> [Exercise description]: Repeat every record below exactly, leaving out the pictures.

Collection entries
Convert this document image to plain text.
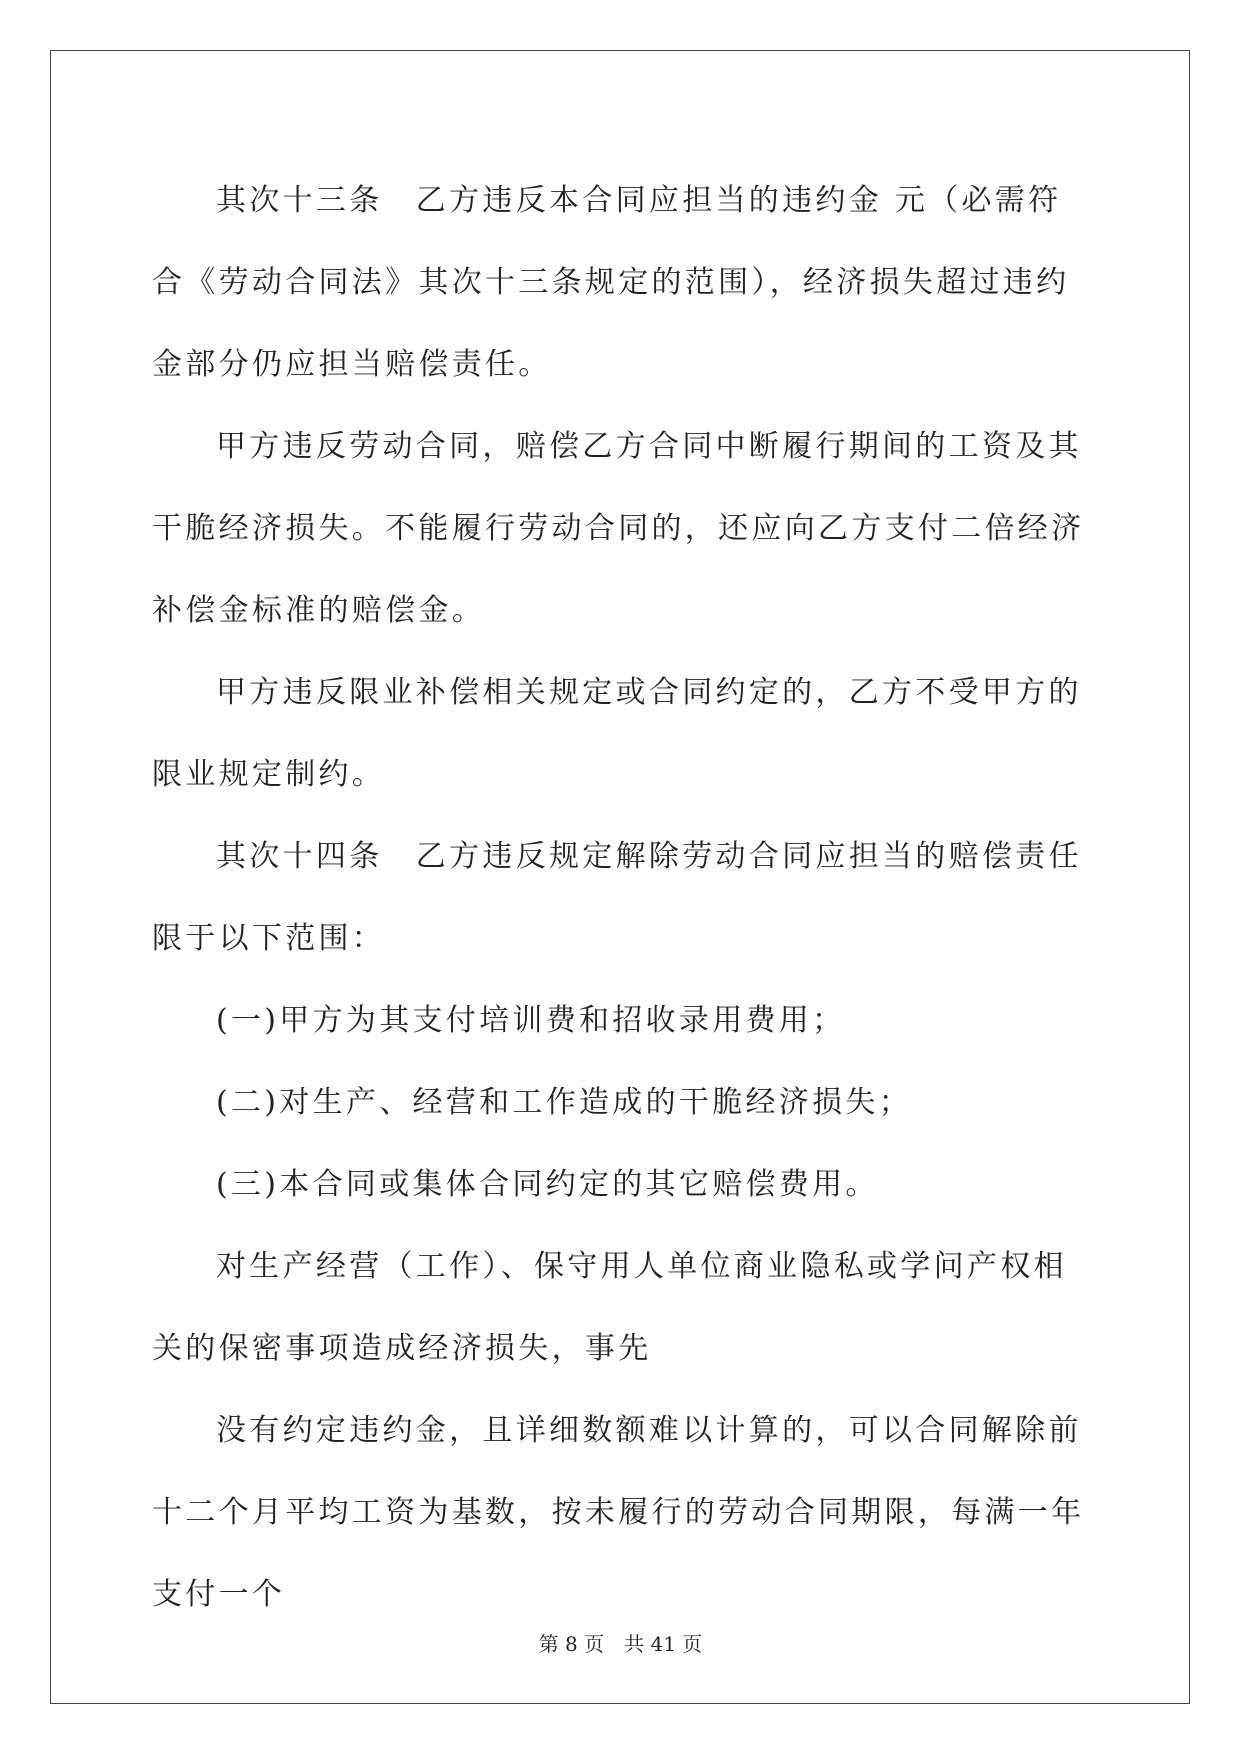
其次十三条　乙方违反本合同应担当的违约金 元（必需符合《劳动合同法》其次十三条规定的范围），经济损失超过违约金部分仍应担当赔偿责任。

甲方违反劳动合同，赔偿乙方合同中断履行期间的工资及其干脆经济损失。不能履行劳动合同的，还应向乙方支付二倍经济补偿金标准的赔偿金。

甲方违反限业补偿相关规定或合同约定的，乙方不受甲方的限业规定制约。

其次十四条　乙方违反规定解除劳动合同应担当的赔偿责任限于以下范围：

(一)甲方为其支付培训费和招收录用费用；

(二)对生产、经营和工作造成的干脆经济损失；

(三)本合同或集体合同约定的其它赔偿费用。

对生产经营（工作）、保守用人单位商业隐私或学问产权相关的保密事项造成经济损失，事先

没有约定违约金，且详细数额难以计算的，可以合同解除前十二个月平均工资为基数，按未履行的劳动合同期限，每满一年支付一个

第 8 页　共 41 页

> [Answer below]:
Convert this document image to plain text.
其次十三条　乙方违反本合同应担当的违约金 元（必需符合《劳动合同法》其次十三条规定的范围），经济损失超过违约金部分仍应担当赔偿责任。

甲方违反劳动合同，赔偿乙方合同中断履行期间的工资及其干脆经济损失。不能履行劳动合同的，还应向乙方支付二倍经济补偿金标准的赔偿金。

甲方违反限业补偿相关规定或合同约定的，乙方不受甲方的限业规定制约。

其次十四条　乙方违反规定解除劳动合同应担当的赔偿责任限于以下范围：

(一)甲方为其支付培训费和招收录用费用；

(二)对生产、经营和工作造成的干脆经济损失；

(三)本合同或集体合同约定的其它赔偿费用。

对生产经营（工作）、保守用人单位商业隐私或学问产权相关的保密事项造成经济损失，事先

没有约定违约金，且详细数额难以计算的，可以合同解除前十二个月平均工资为基数，按未履行的劳动合同期限，每满一年支付一个

第 8 页　共 41 页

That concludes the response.